## THE DATA

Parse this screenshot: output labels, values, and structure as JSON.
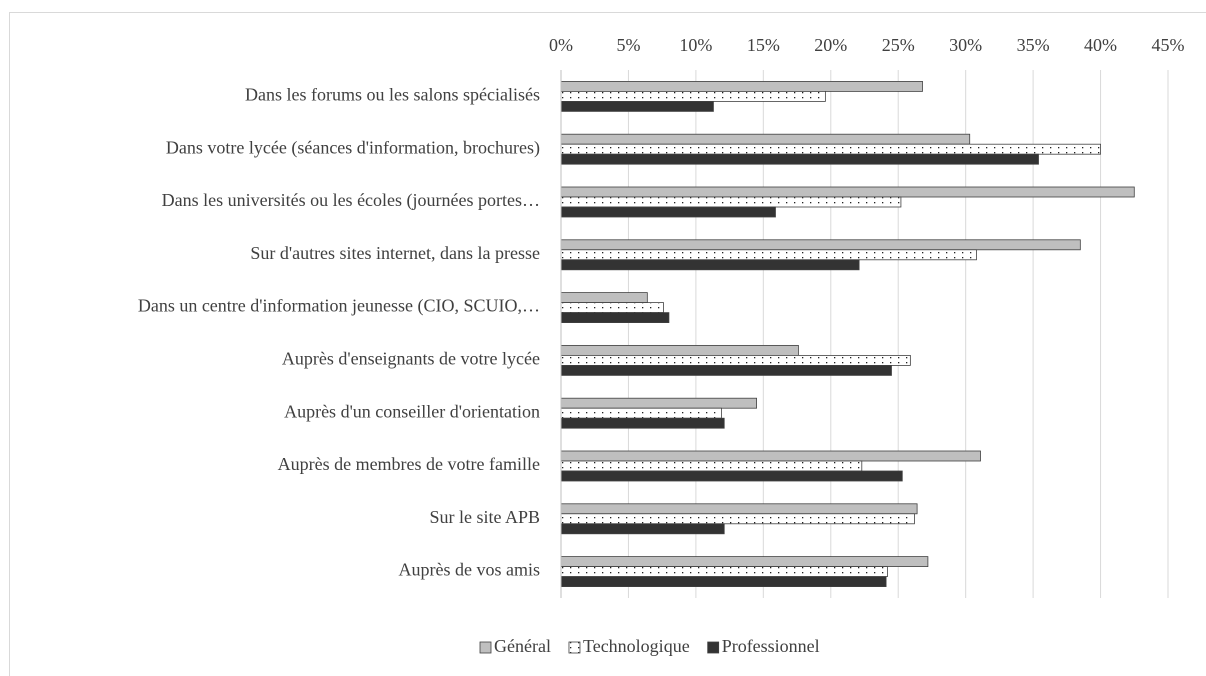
{
  "chart_data": {
    "type": "hbar",
    "categories": [
      "Dans les forums ou les salons spécialisés",
      "Dans votre lycée (séances d'information, brochures)",
      "Dans les universités ou les écoles (journées portes…",
      "Sur d'autres sites internet, dans la presse",
      "Dans un centre d'information jeunesse (CIO, SCUIO,…",
      "Auprès d'enseignants de votre lycée",
      "Auprès d'un conseiller d'orientation",
      "Auprès de membres de votre famille",
      "Sur le site APB",
      "Auprès de vos amis"
    ],
    "series": [
      {
        "name": "Général",
        "color": "#bfbfbf",
        "values": [
          26.8,
          30.3,
          42.5,
          38.5,
          6.4,
          17.6,
          14.5,
          31.1,
          26.4,
          27.2
        ]
      },
      {
        "name": "Technologique",
        "color": "#ffffff",
        "pattern": "dots",
        "values": [
          19.6,
          40.0,
          25.2,
          30.8,
          7.6,
          25.9,
          11.9,
          22.3,
          26.2,
          24.2
        ]
      },
      {
        "name": "Professionnel",
        "color": "#333333",
        "values": [
          11.3,
          35.4,
          15.9,
          22.1,
          8.0,
          24.5,
          12.1,
          25.3,
          12.1,
          24.1
        ]
      }
    ],
    "xlim": [
      0,
      45
    ],
    "xticks": [
      {
        "value": 0,
        "label": "0%"
      },
      {
        "value": 5,
        "label": "5%"
      },
      {
        "value": 10,
        "label": "10%"
      },
      {
        "value": 15,
        "label": "15%"
      },
      {
        "value": 20,
        "label": "20%"
      },
      {
        "value": 25,
        "label": "25%"
      },
      {
        "value": 30,
        "label": "30%"
      },
      {
        "value": 35,
        "label": "35%"
      },
      {
        "value": 40,
        "label": "40%"
      },
      {
        "value": 45,
        "label": "45%"
      }
    ],
    "grid": true,
    "legend": "bottom"
  }
}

## WHAT IS REQUIRED
Pick out the lines above that hold the string "lycée" and show them.

## WORKED SOLUTION
      "Dans votre lycée (séances d'information, brochures)",
      "Auprès d'enseignants de votre lycée",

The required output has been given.